SHORT TASK:
Collect from the data below each line with "energia".

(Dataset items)
· · ·
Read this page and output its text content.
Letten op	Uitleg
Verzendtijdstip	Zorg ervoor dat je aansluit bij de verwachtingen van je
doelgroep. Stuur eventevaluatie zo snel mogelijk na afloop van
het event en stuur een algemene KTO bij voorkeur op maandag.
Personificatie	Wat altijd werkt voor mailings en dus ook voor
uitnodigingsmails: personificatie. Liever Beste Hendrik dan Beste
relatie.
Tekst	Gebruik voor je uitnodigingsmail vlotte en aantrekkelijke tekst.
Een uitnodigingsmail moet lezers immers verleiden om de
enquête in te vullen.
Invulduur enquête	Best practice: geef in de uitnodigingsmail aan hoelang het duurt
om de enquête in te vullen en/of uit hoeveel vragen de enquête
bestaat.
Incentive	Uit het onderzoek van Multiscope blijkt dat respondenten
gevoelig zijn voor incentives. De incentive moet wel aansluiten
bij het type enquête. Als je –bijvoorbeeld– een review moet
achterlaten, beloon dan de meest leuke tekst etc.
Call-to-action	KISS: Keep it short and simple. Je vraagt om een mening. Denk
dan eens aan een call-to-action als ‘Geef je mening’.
· · ·
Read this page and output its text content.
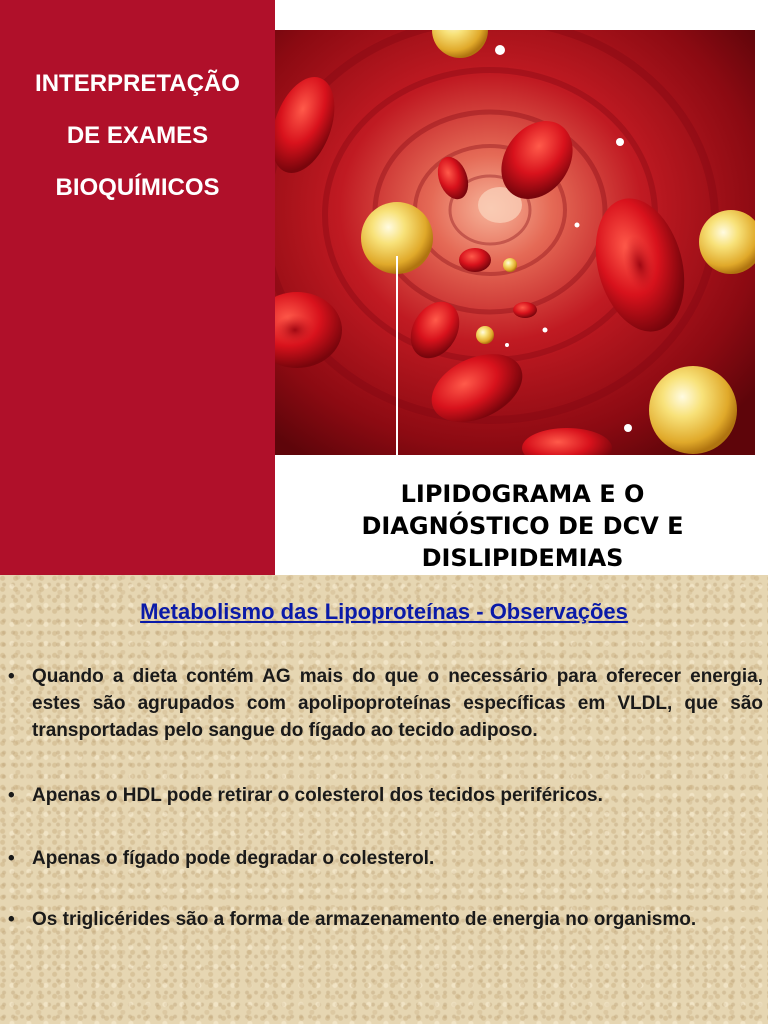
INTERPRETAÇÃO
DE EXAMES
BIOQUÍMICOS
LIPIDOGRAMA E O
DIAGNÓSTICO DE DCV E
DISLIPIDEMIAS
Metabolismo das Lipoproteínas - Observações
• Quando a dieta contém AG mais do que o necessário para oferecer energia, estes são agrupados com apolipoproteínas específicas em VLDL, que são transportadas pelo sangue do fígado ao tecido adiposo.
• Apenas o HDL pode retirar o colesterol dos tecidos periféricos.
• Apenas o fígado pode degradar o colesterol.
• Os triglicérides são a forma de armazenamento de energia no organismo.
· · ·
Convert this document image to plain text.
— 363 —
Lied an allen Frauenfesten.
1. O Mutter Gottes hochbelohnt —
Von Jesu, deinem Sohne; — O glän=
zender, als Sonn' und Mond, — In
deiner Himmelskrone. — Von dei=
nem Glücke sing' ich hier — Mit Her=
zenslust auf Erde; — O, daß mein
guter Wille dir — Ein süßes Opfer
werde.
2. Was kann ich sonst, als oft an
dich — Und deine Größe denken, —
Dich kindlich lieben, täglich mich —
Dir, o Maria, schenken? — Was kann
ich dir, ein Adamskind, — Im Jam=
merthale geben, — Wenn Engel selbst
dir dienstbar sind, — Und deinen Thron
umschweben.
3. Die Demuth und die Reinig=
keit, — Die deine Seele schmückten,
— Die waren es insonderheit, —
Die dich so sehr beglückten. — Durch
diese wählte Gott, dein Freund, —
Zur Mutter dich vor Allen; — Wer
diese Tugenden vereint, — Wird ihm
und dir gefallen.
· · ·
ANSWER FOR THE TASK:
• Quando a dieta contém AG mais do que o necessário para oferecer energia, estes são agrupados com apolipoproteínas específicas em VLDL, que são transportadas pelo sangue do fígado ao tecido adiposo.
• Os triglicérides são a forma de armazenamento de energia no organismo.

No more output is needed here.